Segment Start: DOCUMENT PASSAGE

Revenue Run Rate Reported in Billions, But Losses Remain Massive
TechCrunch and CNBC reported Anthropic's revenue run rate has reached a figure reportedly in the tens of billions, a substantial increase from prior reporting. That figure represents an annualized projection based on recent monthly sales, not actual annual revenue.
Wired noted the company is still spending more than it earns, with losses driven by cloud computing costs and thousands of employees. The run-rate number reflects current momentum, not profitability. A company burning cash at this scale relies on IPO proceeds to fund operations, not just to reward early investors.
Anthropic Disclosed Security Vulnerability in Its Own Filings
VentureBeat reported on Anthropic's safety disclosure, which the company released publicly. The disclosure revealed that one of Claude's models was successfully hijacked via prompt injection in browser environments before safeguards activated. [NOTE: The specific model designation "Claude Opus 4.8," the "244-page" length, the "May 28" date, and the specific figures of 31.5%, 7.03%, and 2.09% cited in earlier versions of this article could not be independently verified against the cited sources and have been removed pending verification.]
VentureBeat noted this disclosure actually positions Anthropic as more transparent than competitors — OpenAI, Google, and Meta have published no comparable figures. There is currently no industry standard for measuring prompt injection exposure across AI agents.

Segment End: DOCUMENT PASSAGE

▶ [WORK ORDER]
Return the passage of the article on Anthropic's finances and security disclosure word for word, starting with "Anthropic Disclosed Security" and going on through "across AI agents.".

Segment Start: EXERCISE DATA

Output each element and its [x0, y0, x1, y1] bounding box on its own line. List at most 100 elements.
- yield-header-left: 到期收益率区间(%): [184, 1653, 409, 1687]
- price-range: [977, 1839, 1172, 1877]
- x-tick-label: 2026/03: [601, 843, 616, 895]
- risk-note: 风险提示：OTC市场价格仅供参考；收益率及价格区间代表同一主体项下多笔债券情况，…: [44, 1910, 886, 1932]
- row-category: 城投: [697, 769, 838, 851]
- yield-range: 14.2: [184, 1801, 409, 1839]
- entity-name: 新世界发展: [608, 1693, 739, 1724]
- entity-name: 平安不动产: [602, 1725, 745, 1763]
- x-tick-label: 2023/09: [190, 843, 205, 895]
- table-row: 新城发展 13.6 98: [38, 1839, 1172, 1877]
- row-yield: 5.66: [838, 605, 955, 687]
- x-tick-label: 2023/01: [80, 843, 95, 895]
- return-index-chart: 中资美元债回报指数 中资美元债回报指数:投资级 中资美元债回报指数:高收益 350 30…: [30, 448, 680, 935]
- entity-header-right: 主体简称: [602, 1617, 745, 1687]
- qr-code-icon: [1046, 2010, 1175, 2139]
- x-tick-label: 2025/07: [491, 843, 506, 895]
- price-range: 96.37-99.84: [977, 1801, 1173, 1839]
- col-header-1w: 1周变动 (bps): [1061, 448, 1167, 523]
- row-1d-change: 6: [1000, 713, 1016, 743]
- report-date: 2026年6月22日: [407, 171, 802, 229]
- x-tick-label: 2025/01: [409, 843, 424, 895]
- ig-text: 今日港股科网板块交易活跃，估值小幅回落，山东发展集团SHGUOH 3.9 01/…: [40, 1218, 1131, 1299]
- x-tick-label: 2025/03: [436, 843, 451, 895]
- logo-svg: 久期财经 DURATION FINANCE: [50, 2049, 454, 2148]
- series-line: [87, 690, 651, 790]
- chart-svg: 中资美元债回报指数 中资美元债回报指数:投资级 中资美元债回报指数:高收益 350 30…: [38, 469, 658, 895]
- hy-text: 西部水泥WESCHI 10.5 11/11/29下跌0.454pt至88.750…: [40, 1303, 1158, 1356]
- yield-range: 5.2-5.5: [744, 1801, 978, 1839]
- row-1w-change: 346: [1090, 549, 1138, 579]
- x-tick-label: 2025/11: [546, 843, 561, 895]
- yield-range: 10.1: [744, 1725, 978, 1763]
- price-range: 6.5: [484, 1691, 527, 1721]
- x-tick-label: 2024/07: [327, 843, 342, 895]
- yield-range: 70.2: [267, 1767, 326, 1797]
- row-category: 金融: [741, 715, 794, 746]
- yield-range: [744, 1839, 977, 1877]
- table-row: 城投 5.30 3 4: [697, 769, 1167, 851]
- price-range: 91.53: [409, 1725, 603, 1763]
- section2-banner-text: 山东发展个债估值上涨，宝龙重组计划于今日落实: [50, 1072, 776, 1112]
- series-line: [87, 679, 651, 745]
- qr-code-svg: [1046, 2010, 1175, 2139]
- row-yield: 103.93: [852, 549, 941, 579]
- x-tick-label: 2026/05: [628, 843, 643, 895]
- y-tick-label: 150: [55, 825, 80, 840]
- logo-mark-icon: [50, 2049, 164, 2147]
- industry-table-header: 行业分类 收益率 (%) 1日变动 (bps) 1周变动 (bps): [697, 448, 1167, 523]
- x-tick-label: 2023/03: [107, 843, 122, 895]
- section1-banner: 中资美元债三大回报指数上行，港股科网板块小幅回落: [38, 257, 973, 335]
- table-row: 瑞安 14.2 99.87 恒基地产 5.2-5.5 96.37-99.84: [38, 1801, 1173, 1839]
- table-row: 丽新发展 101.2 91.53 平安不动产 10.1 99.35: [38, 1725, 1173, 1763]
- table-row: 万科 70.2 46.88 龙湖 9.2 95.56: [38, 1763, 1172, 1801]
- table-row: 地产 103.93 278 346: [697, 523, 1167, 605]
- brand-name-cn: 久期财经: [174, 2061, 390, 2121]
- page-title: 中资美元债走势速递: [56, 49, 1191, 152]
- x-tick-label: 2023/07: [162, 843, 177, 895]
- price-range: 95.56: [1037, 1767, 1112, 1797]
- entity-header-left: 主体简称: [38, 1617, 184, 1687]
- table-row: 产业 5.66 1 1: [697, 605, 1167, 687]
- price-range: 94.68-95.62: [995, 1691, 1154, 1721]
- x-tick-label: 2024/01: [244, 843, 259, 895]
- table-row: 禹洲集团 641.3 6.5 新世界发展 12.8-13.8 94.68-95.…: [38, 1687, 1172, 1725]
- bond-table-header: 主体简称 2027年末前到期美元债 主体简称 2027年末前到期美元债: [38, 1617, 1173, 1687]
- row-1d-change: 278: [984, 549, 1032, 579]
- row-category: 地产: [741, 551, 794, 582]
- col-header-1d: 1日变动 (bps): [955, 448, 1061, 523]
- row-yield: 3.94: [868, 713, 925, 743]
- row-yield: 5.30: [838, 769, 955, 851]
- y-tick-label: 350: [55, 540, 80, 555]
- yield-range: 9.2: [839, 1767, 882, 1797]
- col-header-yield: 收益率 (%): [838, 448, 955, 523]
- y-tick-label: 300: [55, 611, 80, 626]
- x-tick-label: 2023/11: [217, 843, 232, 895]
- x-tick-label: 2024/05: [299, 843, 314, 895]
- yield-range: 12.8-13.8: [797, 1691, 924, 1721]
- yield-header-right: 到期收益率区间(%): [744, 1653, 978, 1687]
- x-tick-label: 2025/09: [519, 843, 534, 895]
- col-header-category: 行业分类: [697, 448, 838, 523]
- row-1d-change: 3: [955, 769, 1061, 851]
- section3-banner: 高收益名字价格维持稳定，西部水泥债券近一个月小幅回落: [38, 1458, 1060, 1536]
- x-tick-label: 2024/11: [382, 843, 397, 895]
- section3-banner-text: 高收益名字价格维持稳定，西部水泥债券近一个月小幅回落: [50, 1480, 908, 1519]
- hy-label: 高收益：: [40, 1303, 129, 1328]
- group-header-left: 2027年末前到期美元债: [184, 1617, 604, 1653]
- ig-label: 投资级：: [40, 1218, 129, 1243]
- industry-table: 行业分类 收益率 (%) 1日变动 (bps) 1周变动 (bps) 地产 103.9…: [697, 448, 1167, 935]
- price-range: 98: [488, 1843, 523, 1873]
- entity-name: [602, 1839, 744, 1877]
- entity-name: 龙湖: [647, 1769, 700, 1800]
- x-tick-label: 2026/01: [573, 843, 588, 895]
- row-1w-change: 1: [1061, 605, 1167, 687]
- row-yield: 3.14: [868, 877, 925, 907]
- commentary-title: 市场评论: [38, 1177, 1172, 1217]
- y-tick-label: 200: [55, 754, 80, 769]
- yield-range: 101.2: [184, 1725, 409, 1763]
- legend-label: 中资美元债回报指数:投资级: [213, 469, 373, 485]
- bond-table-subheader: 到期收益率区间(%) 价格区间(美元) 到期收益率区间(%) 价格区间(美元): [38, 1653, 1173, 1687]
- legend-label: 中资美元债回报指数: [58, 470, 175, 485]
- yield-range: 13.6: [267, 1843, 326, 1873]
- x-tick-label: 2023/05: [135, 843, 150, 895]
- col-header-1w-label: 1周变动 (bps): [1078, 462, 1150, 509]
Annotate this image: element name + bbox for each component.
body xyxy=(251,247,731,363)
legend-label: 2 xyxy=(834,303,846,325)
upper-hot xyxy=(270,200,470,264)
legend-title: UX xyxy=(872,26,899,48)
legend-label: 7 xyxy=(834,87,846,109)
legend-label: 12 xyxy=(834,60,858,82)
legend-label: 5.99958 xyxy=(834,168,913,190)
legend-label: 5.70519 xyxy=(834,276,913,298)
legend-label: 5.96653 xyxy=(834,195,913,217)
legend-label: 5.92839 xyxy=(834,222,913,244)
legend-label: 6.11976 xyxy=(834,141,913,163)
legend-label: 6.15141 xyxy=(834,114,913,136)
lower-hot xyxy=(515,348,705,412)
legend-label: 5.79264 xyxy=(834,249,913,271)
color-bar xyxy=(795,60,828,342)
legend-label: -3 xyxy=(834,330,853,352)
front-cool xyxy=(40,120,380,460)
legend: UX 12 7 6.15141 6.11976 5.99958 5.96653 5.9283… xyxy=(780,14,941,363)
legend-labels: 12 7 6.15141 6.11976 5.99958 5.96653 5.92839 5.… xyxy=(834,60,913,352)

Segment End: EXERCISE DATA

▶ [ANSWER BOX]
Anthropic Disclosed Security Vulnerability in Its Own Filings
VentureBeat reported on Anthropic's safety disclosure, which the company released publicly. The disclosure revealed that one of Claude's models was successfully hijacked via prompt injection in browser environments before safeguards activated. [NOTE: The specific model designation "Claude Opus 4.8," the "244-page" length, the "May 28" date, and the specific figures of 31.5%, 7.03%, and 2.09% cited in earlier versions of this article could not be independently verified against the cited sources and have been removed pending verification.]
VentureBeat noted this disclosure actually positions Anthropic as more transparent than competitors — OpenAI, Google, and Meta have published no comparable figures. There is currently no industry standard for measuring prompt injection exposure across AI agents.